_JOB_.
Produce an exact copy of all the records.

_INFORMATION SHOWN_.
--- BEGIN ---
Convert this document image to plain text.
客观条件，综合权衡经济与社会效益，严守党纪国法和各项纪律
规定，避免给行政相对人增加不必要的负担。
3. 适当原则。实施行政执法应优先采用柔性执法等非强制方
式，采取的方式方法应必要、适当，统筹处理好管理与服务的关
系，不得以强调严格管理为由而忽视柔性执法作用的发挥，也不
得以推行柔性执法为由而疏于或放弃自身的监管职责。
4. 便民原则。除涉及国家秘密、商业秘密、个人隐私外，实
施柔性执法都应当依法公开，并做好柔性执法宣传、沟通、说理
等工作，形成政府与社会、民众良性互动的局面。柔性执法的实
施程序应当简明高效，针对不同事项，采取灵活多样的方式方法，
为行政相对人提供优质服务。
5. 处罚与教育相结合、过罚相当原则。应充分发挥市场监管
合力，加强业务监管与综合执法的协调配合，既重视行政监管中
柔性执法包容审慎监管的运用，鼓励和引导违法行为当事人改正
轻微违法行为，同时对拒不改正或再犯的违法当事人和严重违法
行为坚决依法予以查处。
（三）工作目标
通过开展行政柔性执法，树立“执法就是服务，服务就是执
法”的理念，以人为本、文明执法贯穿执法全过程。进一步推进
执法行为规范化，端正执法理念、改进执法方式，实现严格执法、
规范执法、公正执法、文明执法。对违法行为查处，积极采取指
--- END ---
_FINISHED ANSWER_.
Convert this document image to plain text.
客观条件，综合权衡经济与社会效益，严守党纪国法和各项纪律
规定，避免给行政相对人增加不必要的负担。
3. 适当原则。实施行政执法应优先采用柔性执法等非强制方
式，采取的方式方法应必要、适当，统筹处理好管理与服务的关
系，不得以强调严格管理为由而忽视柔性执法作用的发挥，也不
得以推行柔性执法为由而疏于或放弃自身的监管职责。
4. 便民原则。除涉及国家秘密、商业秘密、个人隐私外，实
施柔性执法都应当依法公开，并做好柔性执法宣传、沟通、说理
等工作，形成政府与社会、民众良性互动的局面。柔性执法的实
施程序应当简明高效，针对不同事项，采取灵活多样的方式方法，
为行政相对人提供优质服务。
5. 处罚与教育相结合、过罚相当原则。应充分发挥市场监管
合力，加强业务监管与综合执法的协调配合，既重视行政监管中
柔性执法包容审慎监管的运用，鼓励和引导违法行为当事人改正
轻微违法行为，同时对拒不改正或再犯的违法当事人和严重违法
行为坚决依法予以查处。
（三）工作目标
通过开展行政柔性执法，树立“执法就是服务，服务就是执
法”的理念，以人为本、文明执法贯穿执法全过程。进一步推进
执法行为规范化，端正执法理念、改进执法方式，实现严格执法、
规范执法、公正执法、文明执法。对违法行为查处，积极采取指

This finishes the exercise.